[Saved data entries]

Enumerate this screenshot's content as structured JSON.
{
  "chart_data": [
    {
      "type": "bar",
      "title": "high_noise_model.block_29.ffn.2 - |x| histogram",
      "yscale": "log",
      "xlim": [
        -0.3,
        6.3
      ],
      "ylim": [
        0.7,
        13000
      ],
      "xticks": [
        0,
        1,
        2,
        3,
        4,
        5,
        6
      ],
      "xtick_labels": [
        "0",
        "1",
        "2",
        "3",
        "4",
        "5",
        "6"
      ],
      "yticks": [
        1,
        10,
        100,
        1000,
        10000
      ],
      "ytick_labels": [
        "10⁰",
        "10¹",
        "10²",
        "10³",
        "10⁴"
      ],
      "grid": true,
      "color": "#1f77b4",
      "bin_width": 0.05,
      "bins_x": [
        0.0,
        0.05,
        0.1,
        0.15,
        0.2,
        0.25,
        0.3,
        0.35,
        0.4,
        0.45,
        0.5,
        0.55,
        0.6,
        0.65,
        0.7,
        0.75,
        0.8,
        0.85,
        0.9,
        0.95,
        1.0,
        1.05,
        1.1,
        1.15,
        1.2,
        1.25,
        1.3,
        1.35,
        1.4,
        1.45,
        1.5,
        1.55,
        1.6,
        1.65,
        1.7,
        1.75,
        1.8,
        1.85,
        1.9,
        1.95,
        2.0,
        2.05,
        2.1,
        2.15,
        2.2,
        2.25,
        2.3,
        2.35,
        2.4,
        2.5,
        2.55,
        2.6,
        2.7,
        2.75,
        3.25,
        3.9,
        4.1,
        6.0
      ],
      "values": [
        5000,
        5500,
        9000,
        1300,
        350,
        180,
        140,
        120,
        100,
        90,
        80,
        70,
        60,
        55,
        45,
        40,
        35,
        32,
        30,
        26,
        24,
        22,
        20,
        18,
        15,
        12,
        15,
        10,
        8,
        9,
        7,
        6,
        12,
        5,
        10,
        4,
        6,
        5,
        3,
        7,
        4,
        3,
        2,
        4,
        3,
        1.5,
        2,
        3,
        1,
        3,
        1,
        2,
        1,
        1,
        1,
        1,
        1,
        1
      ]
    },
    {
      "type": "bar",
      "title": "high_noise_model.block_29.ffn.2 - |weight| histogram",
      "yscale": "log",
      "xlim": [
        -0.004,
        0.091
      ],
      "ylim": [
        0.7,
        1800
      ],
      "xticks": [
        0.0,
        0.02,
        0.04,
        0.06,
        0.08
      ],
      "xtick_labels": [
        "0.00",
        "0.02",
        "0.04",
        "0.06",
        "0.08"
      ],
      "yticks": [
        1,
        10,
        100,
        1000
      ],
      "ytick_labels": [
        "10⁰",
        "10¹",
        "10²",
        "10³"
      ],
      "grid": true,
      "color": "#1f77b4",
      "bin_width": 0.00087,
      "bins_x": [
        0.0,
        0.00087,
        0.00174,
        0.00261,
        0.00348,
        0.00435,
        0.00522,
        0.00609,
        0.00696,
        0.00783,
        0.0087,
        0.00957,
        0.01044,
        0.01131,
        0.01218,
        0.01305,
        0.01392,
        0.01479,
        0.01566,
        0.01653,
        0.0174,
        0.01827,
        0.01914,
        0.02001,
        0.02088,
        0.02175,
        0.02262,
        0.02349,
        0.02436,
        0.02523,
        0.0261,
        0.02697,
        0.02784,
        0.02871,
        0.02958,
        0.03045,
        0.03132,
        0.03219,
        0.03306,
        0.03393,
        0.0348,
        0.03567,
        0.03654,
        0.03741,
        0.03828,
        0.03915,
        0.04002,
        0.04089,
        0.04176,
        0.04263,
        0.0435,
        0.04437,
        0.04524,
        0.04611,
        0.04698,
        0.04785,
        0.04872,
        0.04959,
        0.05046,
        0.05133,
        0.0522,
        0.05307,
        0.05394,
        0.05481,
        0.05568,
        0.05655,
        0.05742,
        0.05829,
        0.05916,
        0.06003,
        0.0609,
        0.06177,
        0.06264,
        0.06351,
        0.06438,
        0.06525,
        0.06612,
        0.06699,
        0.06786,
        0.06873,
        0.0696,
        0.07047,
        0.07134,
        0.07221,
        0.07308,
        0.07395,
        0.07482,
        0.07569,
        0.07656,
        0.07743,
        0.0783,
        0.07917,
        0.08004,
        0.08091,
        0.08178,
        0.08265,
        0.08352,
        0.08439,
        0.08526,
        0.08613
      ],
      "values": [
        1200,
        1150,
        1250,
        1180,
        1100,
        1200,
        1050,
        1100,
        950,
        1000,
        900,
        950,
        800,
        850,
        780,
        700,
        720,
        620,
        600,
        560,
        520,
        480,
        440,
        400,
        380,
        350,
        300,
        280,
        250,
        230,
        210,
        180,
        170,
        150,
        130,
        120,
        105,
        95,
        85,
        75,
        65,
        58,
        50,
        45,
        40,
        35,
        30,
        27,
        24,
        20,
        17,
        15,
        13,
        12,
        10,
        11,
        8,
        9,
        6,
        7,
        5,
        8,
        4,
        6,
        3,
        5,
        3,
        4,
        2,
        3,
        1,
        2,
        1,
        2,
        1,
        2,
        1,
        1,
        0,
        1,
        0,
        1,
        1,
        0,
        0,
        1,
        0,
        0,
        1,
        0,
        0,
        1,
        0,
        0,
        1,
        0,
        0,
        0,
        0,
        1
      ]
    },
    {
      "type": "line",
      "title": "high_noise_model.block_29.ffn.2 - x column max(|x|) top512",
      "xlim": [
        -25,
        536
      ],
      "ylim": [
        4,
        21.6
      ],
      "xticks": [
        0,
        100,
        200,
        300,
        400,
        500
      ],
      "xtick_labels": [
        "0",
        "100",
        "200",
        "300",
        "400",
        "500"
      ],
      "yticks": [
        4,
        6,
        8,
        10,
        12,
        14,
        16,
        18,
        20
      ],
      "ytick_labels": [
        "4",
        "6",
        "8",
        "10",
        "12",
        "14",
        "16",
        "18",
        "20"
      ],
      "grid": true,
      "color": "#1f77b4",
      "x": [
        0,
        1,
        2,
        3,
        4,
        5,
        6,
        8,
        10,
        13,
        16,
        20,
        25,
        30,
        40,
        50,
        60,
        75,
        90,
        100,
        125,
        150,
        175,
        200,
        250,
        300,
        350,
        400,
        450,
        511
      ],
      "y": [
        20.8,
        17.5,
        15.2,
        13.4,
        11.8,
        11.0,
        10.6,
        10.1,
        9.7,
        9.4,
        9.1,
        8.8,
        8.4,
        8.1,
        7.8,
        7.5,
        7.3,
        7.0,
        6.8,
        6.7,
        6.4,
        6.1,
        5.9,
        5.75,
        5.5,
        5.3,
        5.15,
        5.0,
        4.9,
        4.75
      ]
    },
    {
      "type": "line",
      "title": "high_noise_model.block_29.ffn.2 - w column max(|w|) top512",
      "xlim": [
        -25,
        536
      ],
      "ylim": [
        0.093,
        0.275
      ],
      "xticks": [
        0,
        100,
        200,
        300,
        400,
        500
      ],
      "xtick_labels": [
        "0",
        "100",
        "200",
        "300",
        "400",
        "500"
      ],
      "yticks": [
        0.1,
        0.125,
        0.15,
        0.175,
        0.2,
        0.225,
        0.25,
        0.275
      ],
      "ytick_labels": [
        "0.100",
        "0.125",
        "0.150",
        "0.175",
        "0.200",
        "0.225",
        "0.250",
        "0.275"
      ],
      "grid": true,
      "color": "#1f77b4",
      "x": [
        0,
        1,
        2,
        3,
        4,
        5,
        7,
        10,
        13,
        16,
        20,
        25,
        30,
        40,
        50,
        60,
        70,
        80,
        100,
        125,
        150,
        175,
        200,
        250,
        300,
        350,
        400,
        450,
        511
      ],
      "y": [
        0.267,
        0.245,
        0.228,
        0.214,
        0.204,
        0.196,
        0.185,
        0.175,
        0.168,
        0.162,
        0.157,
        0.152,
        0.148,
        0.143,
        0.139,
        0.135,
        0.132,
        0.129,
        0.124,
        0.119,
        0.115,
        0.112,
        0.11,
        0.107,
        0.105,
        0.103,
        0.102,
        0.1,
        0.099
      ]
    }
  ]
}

**PROMPT:** List every line from the entries above in which "histogram" appears.

**RESULT:**
      "title": "high_noise_model.block_29.ffn.2 - |x| histogram",
      "title": "high_noise_model.block_29.ffn.2 - |weight| histogram",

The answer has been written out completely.